OBJECTIVE: Every record that follows must be duplicated exactly, with images left out.

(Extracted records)
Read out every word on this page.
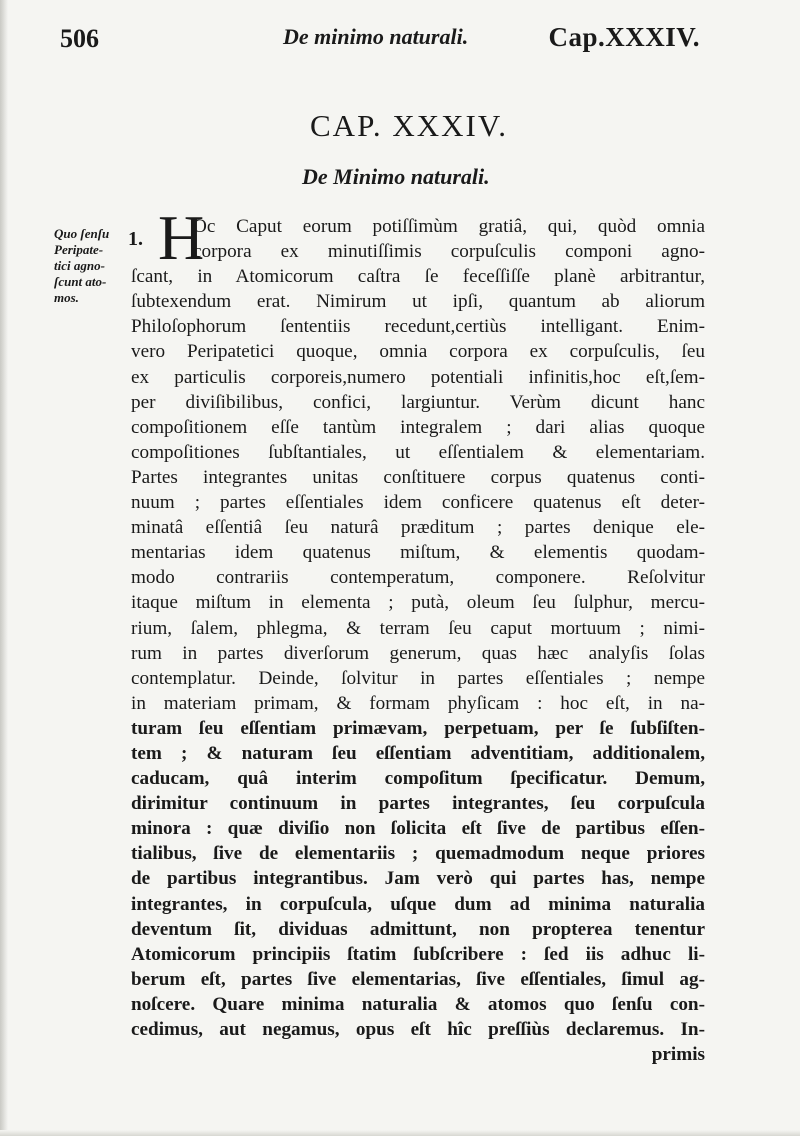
506	De minimo naturali.	Cap.XXXIV.
CAP. XXXIV.
De Minimo naturali.
Quo ſenſu
Peripate-
tici agno-
ſcunt ato-
mos.
1. H
Oc Caput eorum potiſſimùm gratiâ, qui, quòd omnia
corpora ex minutiſſimis corpuſculis componi agno-
ſcant, in Atomicorum caſtra ſe feceſſiſſe planè arbitrantur,
ſubtexendum erat. Nimirum ut ipſi, quantum ab aliorum
Philoſophorum ſententiis recedunt,certiùs intelligant. Enim-
vero Peripatetici quoque, omnia corpora ex corpuſculis, ſeu
ex particulis corporeis,numero potentiali infinitis,hoc eſt,ſem-
per diviſibilibus, confici, largiuntur. Verùm dicunt hanc
compoſitionem eſſe tantùm integralem ; dari alias quoque
compoſitiones ſubſtantiales, ut eſſentialem & elementariam.
Partes integrantes unitas conſtituere corpus quatenus conti-
nuum ; partes eſſentiales idem conficere quatenus eſt deter-
minatâ eſſentiâ ſeu naturâ præditum ; partes denique ele-
mentarias idem quatenus miſtum, & elementis quodam-
modo contrariis contemperatum, componere. Reſolvitur
itaque miſtum in elementa ; putà, oleum ſeu ſulphur, mercu-
rium, ſalem, phlegma, & terram ſeu caput mortuum ; nimi-
rum in partes diverſorum generum, quas hæc analyſis ſolas
contemplatur. Deinde, ſolvitur in partes eſſentiales ; nempe
in materiam primam, & formam phyſicam : hoc eſt, in na-
turam ſeu eſſentiam primævam, perpetuam, per ſe ſubſiſten-
tem ; & naturam ſeu eſſentiam adventitiam, additionalem,
caducam, quâ interim compoſitum ſpecificatur. Demum,
dirimitur continuum in partes integrantes, ſeu corpuſcula
minora : quæ diviſio non ſolicita eſt ſive de partibus eſſen-
tialibus, ſive de elementariis ; quemadmodum neque priores
de partibus integrantibus. Jam verò qui partes has, nempe
integrantes, in corpuſcula, uſque dum ad minima naturalia
deventum ſit, dividuas admittunt, non propterea tenentur
Atomicorum principiis ſtatim ſubſcribere : ſed iis adhuc li-
berum eſt, partes ſive elementarias, ſive eſſentiales, ſimul ag-
noſcere. Quare minima naturalia & atomos quo ſenſu con-
cedimus, aut negamus, opus eſt hîc preſſiùs declaremus. In-
primis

FINAL ANSWER:
Read out every word on this page.
506	De minimo naturali.	Cap.XXXIV.
CAP. XXXIV.
De Minimo naturali.
Quo ſenſu
Peripate-
tici agno-
ſcunt ato-
mos.
1. H
Oc Caput eorum potiſſimùm gratiâ, qui, quòd omnia
corpora ex minutiſſimis corpuſculis componi agno-
ſcant, in Atomicorum caſtra ſe feceſſiſſe planè arbitrantur,
ſubtexendum erat. Nimirum ut ipſi, quantum ab aliorum
Philoſophorum ſententiis recedunt,certiùs intelligant. Enim-
vero Peripatetici quoque, omnia corpora ex corpuſculis, ſeu
ex particulis corporeis,numero potentiali infinitis,hoc eſt,ſem-
per diviſibilibus, confici, largiuntur. Verùm dicunt hanc
compoſitionem eſſe tantùm integralem ; dari alias quoque
compoſitiones ſubſtantiales, ut eſſentialem & elementariam.
Partes integrantes unitas conſtituere corpus quatenus conti-
nuum ; partes eſſentiales idem conficere quatenus eſt deter-
minatâ eſſentiâ ſeu naturâ præditum ; partes denique ele-
mentarias idem quatenus miſtum, & elementis quodam-
modo contrariis contemperatum, componere. Reſolvitur
itaque miſtum in elementa ; putà, oleum ſeu ſulphur, mercu-
rium, ſalem, phlegma, & terram ſeu caput mortuum ; nimi-
rum in partes diverſorum generum, quas hæc analyſis ſolas
contemplatur. Deinde, ſolvitur in partes eſſentiales ; nempe
in materiam primam, & formam phyſicam : hoc eſt, in na-
turam ſeu eſſentiam primævam, perpetuam, per ſe ſubſiſten-
tem ; & naturam ſeu eſſentiam adventitiam, additionalem,
caducam, quâ interim compoſitum ſpecificatur. Demum,
dirimitur continuum in partes integrantes, ſeu corpuſcula
minora : quæ diviſio non ſolicita eſt ſive de partibus eſſen-
tialibus, ſive de elementariis ; quemadmodum neque priores
de partibus integrantibus. Jam verò qui partes has, nempe
integrantes, in corpuſcula, uſque dum ad minima naturalia
deventum ſit, dividuas admittunt, non propterea tenentur
Atomicorum principiis ſtatim ſubſcribere : ſed iis adhuc li-
berum eſt, partes ſive elementarias, ſive eſſentiales, ſimul ag-
noſcere. Quare minima naturalia & atomos quo ſenſu con-
cedimus, aut negamus, opus eſt hîc preſſiùs declaremus. In-
primis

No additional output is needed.